[Given problem]
Repeat each record exactly as written, and drop any images.
── Given information
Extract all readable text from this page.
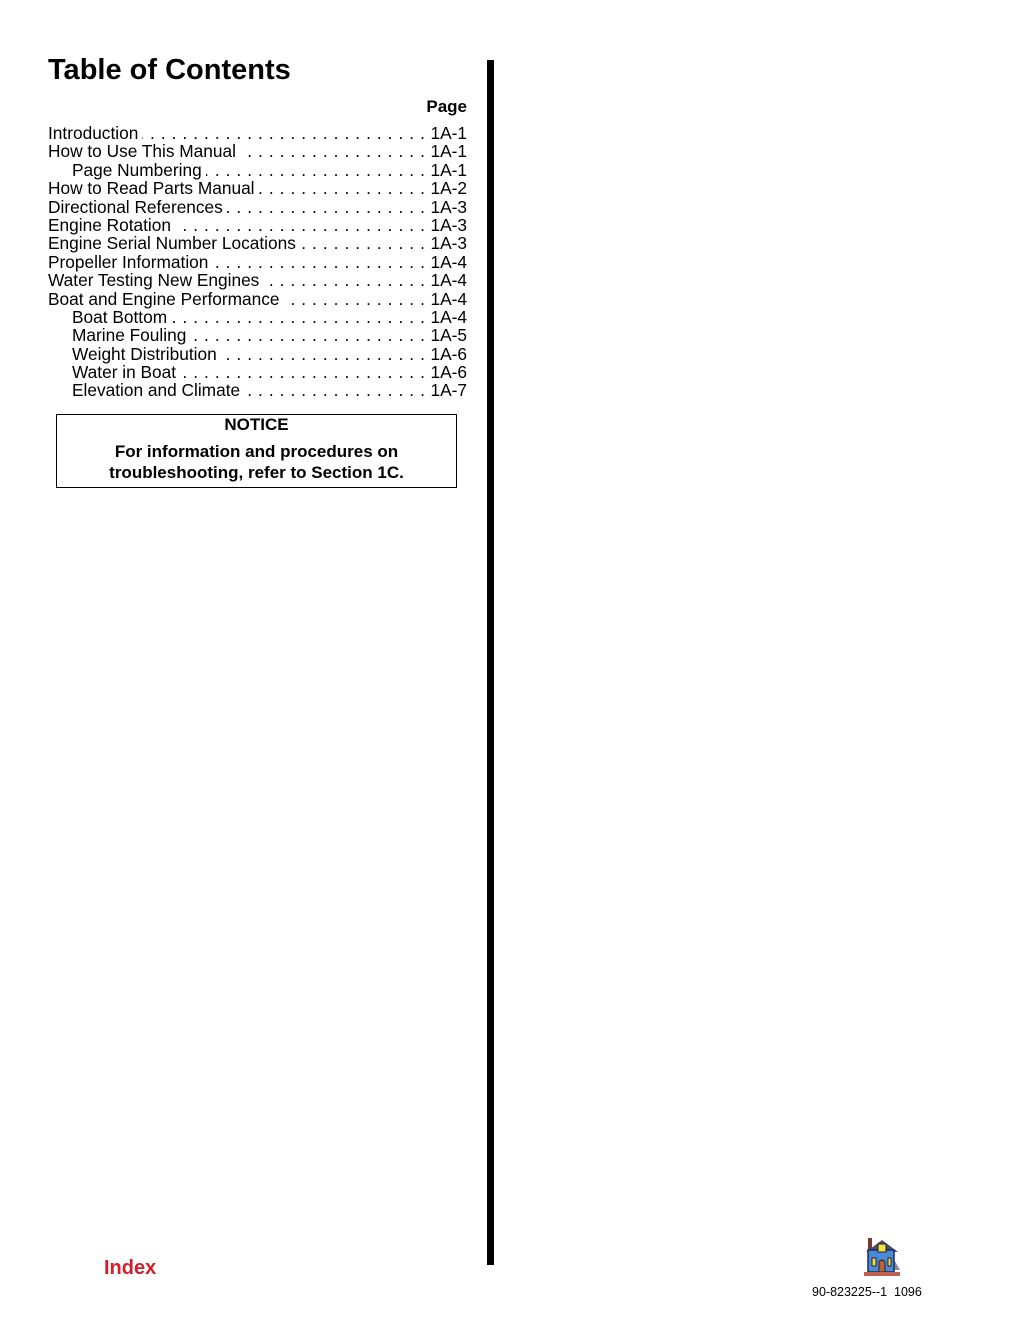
Table of Contents
Page
Introduction . . .	1A-1
How to Use This Manual . . .	1A-1
Page Numbering . . .	1A-1
How to Read Parts Manual . . .	1A-2
Directional References . . .	1A-3
Engine Rotation . . .	1A-3
Engine Serial Number Locations . . .	1A-3
Propeller Information . . .	1A-4
Water Testing New Engines . . .	1A-4
Boat and Engine Performance . . .	1A-4
Boat Bottom . . .	1A-4
Marine Fouling . . .	1A-5
Weight Distribution . . .	1A-6
Water in Boat . . .	1A-6
Elevation and Climate . . .	1A-7
NOTICE
For information and procedures on
troubleshooting, refer to Section 1C.
Index
90-823225--1  1096
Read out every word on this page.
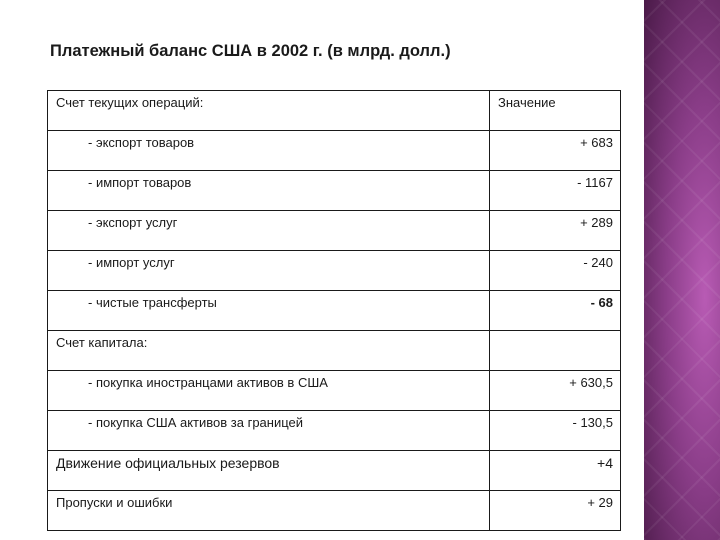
Платежный баланс США в 2002 г. (в млрд. долл.)
Счет текущих операций:	Значение
- экспорт товаров	+ 683
- импорт товаров	- 1167
- экспорт услуг	+ 289
- импорт услуг	- 240
- чистые трансферты	- 68
Счет капитала:	
- покупка иностранцами активов в США	+ 630,5
- покупка США активов за границей	- 130,5
Движение официальных резервов	+4
Пропуски и ошибки	+ 29
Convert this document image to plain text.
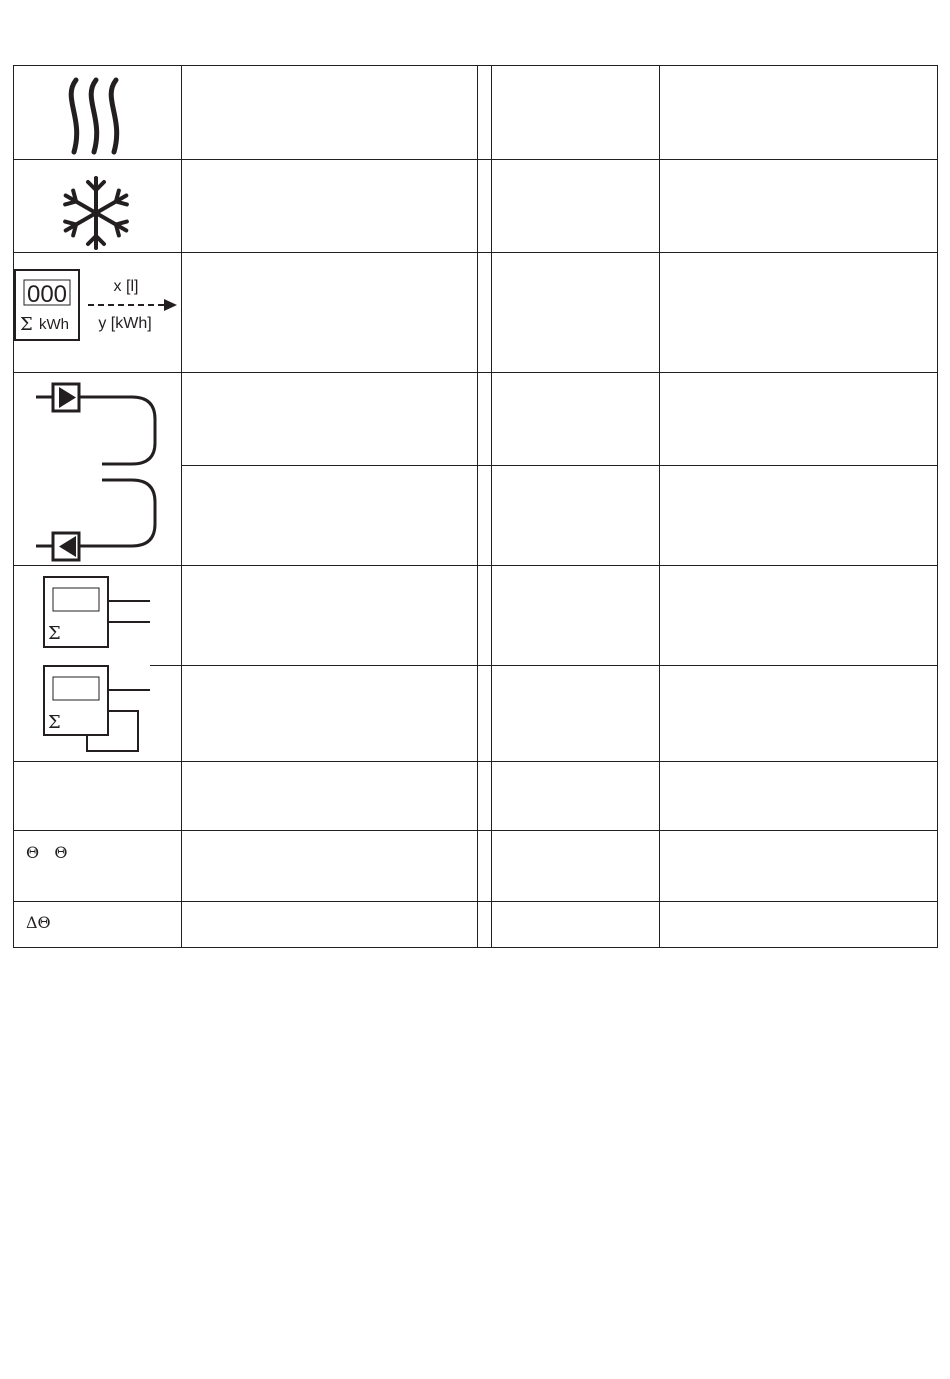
000
Σ kWh
x [l]
y [kWh]
Σ
Σ
Θ   Θ
ΔΘ
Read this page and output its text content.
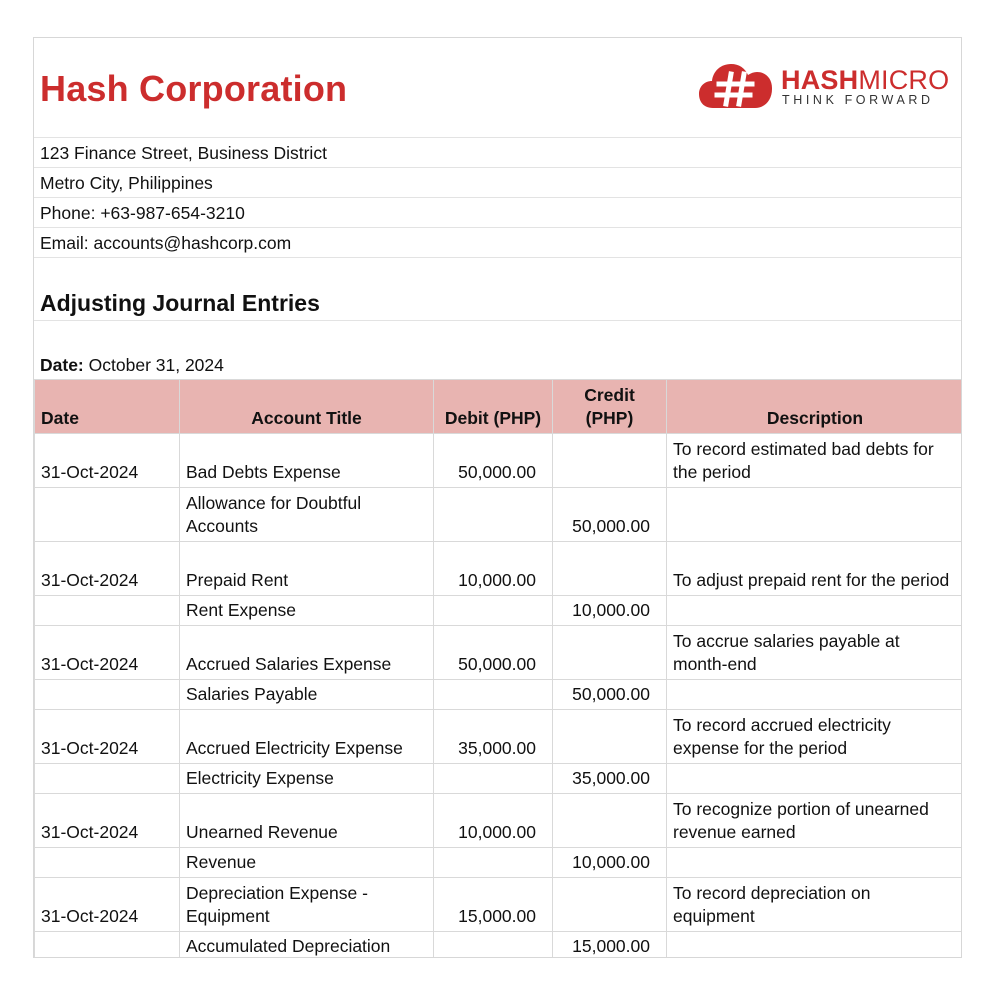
Hash Corporation	HASHMICRO
THINK FORWARD
123 Finance Street, Business District
Metro City, Philippines
Phone: +63-987-654-3210
Email: accounts@hashcorp.com
Adjusting Journal Entries
Date: October 31, 2024
Date	Account Title	Debit (PHP)	Credit (PHP)	Description
31-Oct-2024	Bad Debts Expense	50,000.00		To record estimated bad debts for the period
	Allowance for Doubtful Accounts		50,000.00	
31-Oct-2024	Prepaid Rent	10,000.00		To adjust prepaid rent for the period
	Rent Expense		10,000.00	
31-Oct-2024	Accrued Salaries Expense	50,000.00		To accrue salaries payable at month-end
	Salaries Payable		50,000.00	
31-Oct-2024	Accrued Electricity Expense	35,000.00		To record accrued electricity expense for the period
	Electricity Expense		35,000.00	
31-Oct-2024	Unearned Revenue	10,000.00		To recognize portion of unearned revenue earned
	Revenue		10,000.00	
31-Oct-2024	Depreciation Expense - Equipment	15,000.00		To record depreciation on equipment
	Accumulated Depreciation		15,000.00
────
[Expected output]
Extract all readable text from this page.
Table of Contents
Page
Introduction . . .	1A-1
How to Use This Manual . . .	1A-1
Page Numbering . . .	1A-1
How to Read Parts Manual . . .	1A-2
Directional References . . .	1A-3
Engine Rotation . . .	1A-3
Engine Serial Number Locations . . .	1A-3
Propeller Information . . .	1A-4
Water Testing New Engines . . .	1A-4
Boat and Engine Performance . . .	1A-4
Boat Bottom . . .	1A-4
Marine Fouling . . .	1A-5
Weight Distribution . . .	1A-6
Water in Boat . . .	1A-6
Elevation and Climate . . .	1A-7
NOTICE
For information and procedures on
troubleshooting, refer to Section 1C.
Index
90-823225--1  1096
Read out every word on this page.
Платежный баланс США в 2002 г. (в млрд. долл.)
Счет текущих операций:	Значение
- экспорт товаров	+ 683
- импорт товаров	- 1167
- экспорт услуг	+ 289
- импорт услуг	- 240
- чистые трансферты	- 68
Счет капитала:	
- покупка иностранцами активов в США	+ 630,5
- покупка США активов за границей	- 130,5
Движение официальных резервов	+4
Пропуски и ошибки	+ 29
Convert this document image to plain text.
000
Σ kWh
x [l]
y [kWh]
Σ
Σ
Θ   Θ
ΔΘ
Read this page and output its text content.
Hash Corporation	HASHMICRO
THINK FORWARD
123 Finance Street, Business District
Metro City, Philippines
Phone: +63-987-654-3210
Email: accounts@hashcorp.com
Adjusting Journal Entries
Date: October 31, 2024
Date	Account Title	Debit (PHP)	Credit (PHP)	Description
31-Oct-2024	Bad Debts Expense	50,000.00		To record estimated bad debts for the period
	Allowance for Doubtful Accounts		50,000.00	
31-Oct-2024	Prepaid Rent	10,000.00		To adjust prepaid rent for the period
	Rent Expense		10,000.00	
31-Oct-2024	Accrued Salaries Expense	50,000.00		To accrue salaries payable at month-end
	Salaries Payable		50,000.00	
31-Oct-2024	Accrued Electricity Expense	35,000.00		To record accrued electricity expense for the period
	Electricity Expense		35,000.00	
31-Oct-2024	Unearned Revenue	10,000.00		To recognize portion of unearned revenue earned
	Revenue		10,000.00	
31-Oct-2024	Depreciation Expense - Equipment	15,000.00		To record depreciation on equipment
	Accumulated Depreciation		15,000.00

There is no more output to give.